Task → Every line that contains "Parasites" must be located and copied from the data.

Data shown →
○ ○ ○ ○
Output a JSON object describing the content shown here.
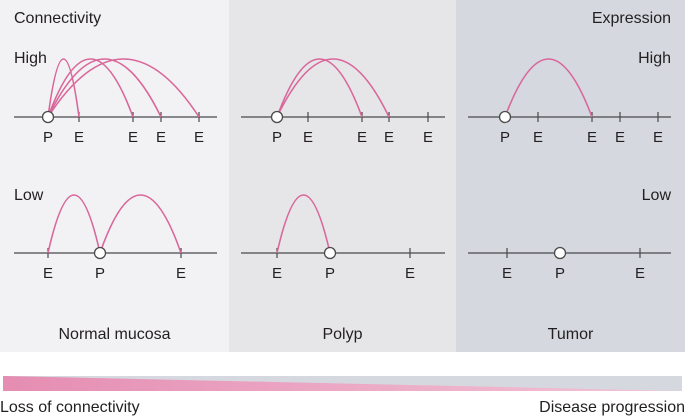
{
  "header": {
    "left_title": "Connectivity",
    "right_title": "Expression"
  },
  "levels": {
    "high_left": "High",
    "high_right": "High",
    "low_left": "Low",
    "low_right": "Low"
  },
  "panels": [
    {
      "name": "Normal mucosa",
      "high_row": {
        "ticks": [
          "P",
          "E",
          "E",
          "E",
          "E"
        ],
        "promoter_index": 0,
        "loops_to": [
          1,
          2,
          3,
          4
        ]
      },
      "low_row": {
        "ticks": [
          "E",
          "P",
          "E"
        ],
        "promoter_index": 1,
        "loops_to": [
          0,
          2
        ]
      }
    },
    {
      "name": "Polyp",
      "high_row": {
        "ticks": [
          "P",
          "E",
          "E",
          "E",
          "E"
        ],
        "promoter_index": 0,
        "loops_to": [
          2,
          3
        ]
      },
      "low_row": {
        "ticks": [
          "E",
          "P",
          "E"
        ],
        "promoter_index": 1,
        "loops_to": [
          0
        ]
      }
    },
    {
      "name": "Tumor",
      "high_row": {
        "ticks": [
          "P",
          "E",
          "E",
          "E",
          "E"
        ],
        "promoter_index": 0,
        "loops_to": [
          2
        ]
      },
      "low_row": {
        "ticks": [
          "E",
          "P",
          "E"
        ],
        "promoter_index": 1,
        "loops_to": []
      }
    }
  ],
  "progression": {
    "left_label": "Loss of connectivity",
    "right_label": "Disease progression"
  },
  "colors": {
    "loop": "#d9679a",
    "axis": "#4a4a4a",
    "wedge": "#e79ab9",
    "bar_bg": "#d5d8df",
    "panel_normal": "#f2f2f4",
    "panel_polyp": "#e6e6e9",
    "panel_tumor": "#d5d8df"
  }
}
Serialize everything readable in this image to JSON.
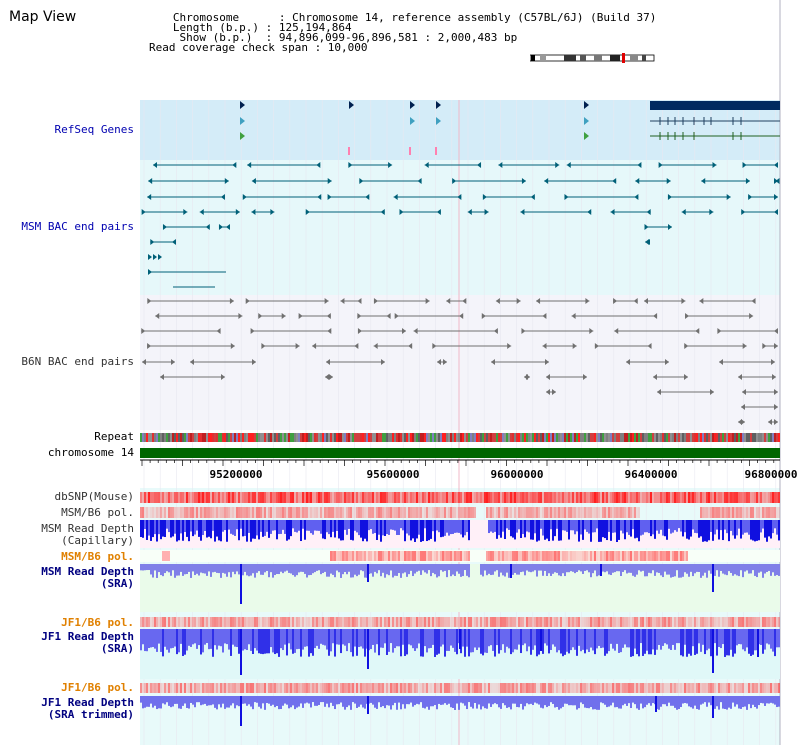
{
  "page": {
    "title": "Map View"
  },
  "info": {
    "chromosome_line": "   Chromosome      : Chromosome 14, reference assembly (C57BL/6J) (Build 37)",
    "length_line": "   Length (b.p.) : 125,194,864",
    "show_line": "    Show (b.p.)  : 94,896,099-96,896,581 : 2,000,483 bp",
    "coverage_line": "Read coverage check span : 10,000"
  },
  "tracks": {
    "refseq": "RefSeq Genes",
    "msm_bac": "MSM BAC end pairs",
    "b6n_bac": "B6N BAC end pairs",
    "repeat": "Repeat",
    "chromosome": "chromosome 14",
    "dbsnp": "dbSNP(Mouse)",
    "msm_b6_pol_1": "MSM/B6 pol.",
    "msm_read_depth_cap": "MSM Read Depth\n(Capillary)",
    "msm_b6_pol_2": "MSM/B6 pol.",
    "msm_read_depth_sra": "MSM Read Depth\n(SRA)",
    "jf1_b6_pol_1": "JF1/B6 pol.",
    "jf1_read_depth_sra": "JF1 Read Depth\n(SRA)",
    "jf1_b6_pol_2": "JF1/B6 pol.",
    "jf1_read_depth_trim": "JF1 Read Depth\n(SRA trimmed)"
  },
  "axis": {
    "ticks": [
      "95200000",
      "95600000",
      "96000000",
      "96400000",
      "96800000"
    ]
  },
  "colors": {
    "refseq_bg": "#d4ecf8",
    "msm_bac_bg": "#e6f8fa",
    "b6n_bac_bg": "#f4f4fa",
    "chromosome": "#006600",
    "depth_blue": "#2020e0",
    "snp_red": "#ff3030"
  }
}
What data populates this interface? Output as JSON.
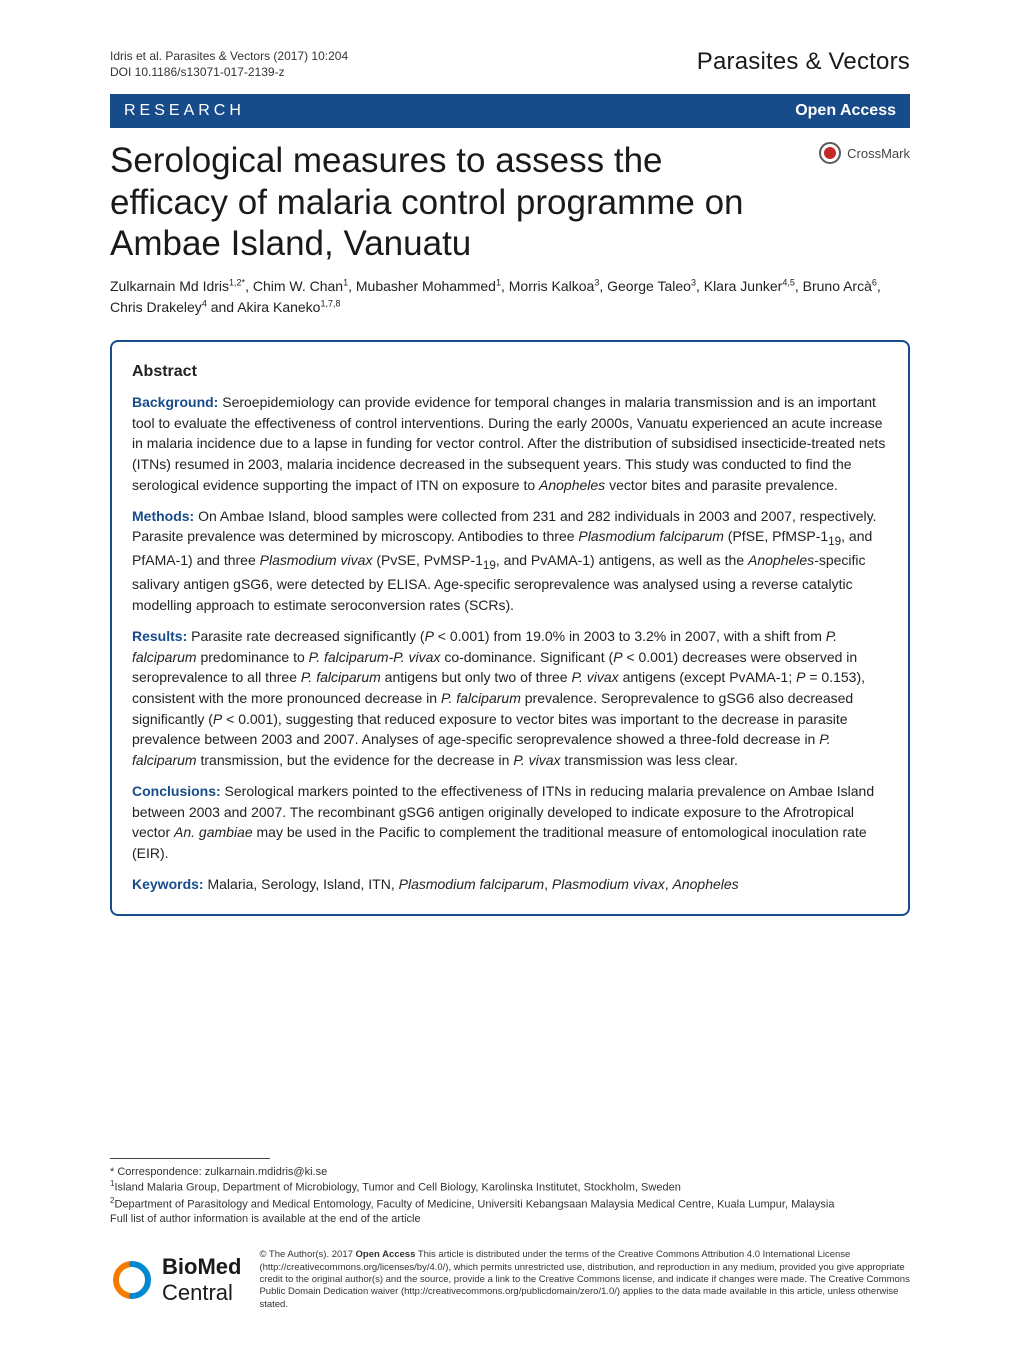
{
  "meta": {
    "citation": "Idris et al. Parasites & Vectors (2017) 10:204",
    "doi": "DOI 10.1186/s13071-017-2139-z",
    "journal": "Parasites & Vectors"
  },
  "ribbon": {
    "left": "RESEARCH",
    "right": "Open Access"
  },
  "title": "Serological measures to assess the efficacy of malaria control programme on Ambae Island, Vanuatu",
  "crossmark_label": "CrossMark",
  "authors_html": "Zulkarnain Md Idris<sup>1,2*</sup>, Chim W. Chan<sup>1</sup>, Mubasher Mohammed<sup>1</sup>, Morris Kalkoa<sup>3</sup>, George Taleo<sup>3</sup>, Klara Junker<sup>4,5</sup>, Bruno Arcà<sup>6</sup>, Chris Drakeley<sup>4</sup> and Akira Kaneko<sup>1,7,8</sup>",
  "abstract": {
    "heading": "Abstract",
    "labels": {
      "background": "Background:",
      "methods": "Methods:",
      "results": "Results:",
      "conclusions": "Conclusions:",
      "keywords": "Keywords:"
    },
    "background": " Seroepidemiology can provide evidence for temporal changes in malaria transmission and is an important tool to evaluate the effectiveness of control interventions. During the early 2000s, Vanuatu experienced an acute increase in malaria incidence due to a lapse in funding for vector control. After the distribution of subsidised insecticide-treated nets (ITNs) resumed in 2003, malaria incidence decreased in the subsequent years. This study was conducted to find the serological evidence supporting the impact of ITN on exposure to ",
    "background_tail_italic": "Anopheles",
    "background_tail": " vector bites and parasite prevalence.",
    "methods_html": " On Ambae Island, blood samples were collected from 231 and 282 individuals in 2003 and 2007, respectively. Parasite prevalence was determined by microscopy. Antibodies to three <span class=\"italic\">Plasmodium falciparum</span> (PfSE, PfMSP-1<sub>19</sub>, and PfAMA-1) and three <span class=\"italic\">Plasmodium vivax</span> (PvSE, PvMSP-1<sub>19</sub>, and PvAMA-1) antigens, as well as the <span class=\"italic\">Anopheles</span>-specific salivary antigen gSG6, were detected by ELISA. Age-specific seroprevalence was analysed using a reverse catalytic modelling approach to estimate seroconversion rates (SCRs).",
    "results_html": " Parasite rate decreased significantly (<span class=\"italic\">P</span> < 0.001) from 19.0% in 2003 to 3.2% in 2007, with a shift from <span class=\"italic\">P. falciparum</span> predominance to <span class=\"italic\">P. falciparum-P. vivax</span> co-dominance. Significant (<span class=\"italic\">P</span> < 0.001) decreases were observed in seroprevalence to all three <span class=\"italic\">P. falciparum</span> antigens but only two of three <span class=\"italic\">P. vivax</span> antigens (except PvAMA-1; <span class=\"italic\">P</span> = 0.153), consistent with the more pronounced decrease in <span class=\"italic\">P. falciparum</span> prevalence. Seroprevalence to gSG6 also decreased significantly (<span class=\"italic\">P</span> < 0.001), suggesting that reduced exposure to vector bites was important to the decrease in parasite prevalence between 2003 and 2007. Analyses of age-specific seroprevalence showed a three-fold decrease in <span class=\"italic\">P. falciparum</span> transmission, but the evidence for the decrease in <span class=\"italic\">P. vivax</span> transmission was less clear.",
    "conclusions_html": " Serological markers pointed to the effectiveness of ITNs in reducing malaria prevalence on Ambae Island between 2003 and 2007. The recombinant gSG6 antigen originally developed to indicate exposure to the Afrotropical vector <span class=\"italic\">An. gambiae</span> may be used in the Pacific to complement the traditional measure of entomological inoculation rate (EIR).",
    "keywords_html": " Malaria, Serology, Island, ITN, <span class=\"italic\">Plasmodium falciparum</span>, <span class=\"italic\">Plasmodium vivax</span>, <span class=\"italic\">Anopheles</span>"
  },
  "correspondence": {
    "line1": "* Correspondence: zulkarnain.mdidris@ki.se",
    "aff1_html": "<sup>1</sup>Island Malaria Group, Department of Microbiology, Tumor and Cell Biology, Karolinska Institutet, Stockholm, Sweden",
    "aff2_html": "<sup>2</sup>Department of Parasitology and Medical Entomology, Faculty of Medicine, Universiti Kebangsaan Malaysia Medical Centre, Kuala Lumpur, Malaysia",
    "full_list": "Full list of author information is available at the end of the article"
  },
  "license": {
    "brand_bold": "BioMed",
    "brand_light": " Central",
    "text_html": "© The Author(s). 2017 <span class=\"bold\">Open Access</span> This article is distributed under the terms of the Creative Commons Attribution 4.0 International License (http://creativecommons.org/licenses/by/4.0/), which permits unrestricted use, distribution, and reproduction in any medium, provided you give appropriate credit to the original author(s) and the source, provide a link to the Creative Commons license, and indicate if changes were made. The Creative Commons Public Domain Dedication waiver (http://creativecommons.org/publicdomain/zero/1.0/) applies to the data made available in this article, unless otherwise stated."
  },
  "colors": {
    "brand_blue": "#184b8a",
    "crossmark_red": "#c62828",
    "bmc_orange": "#f57c00",
    "bmc_blue": "#0288d1"
  }
}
○ ○ ○ ○
Solution below →
    "citation": "Idris et al. Parasites & Vectors (2017) 10:204",
    "journal": "Parasites & Vectors"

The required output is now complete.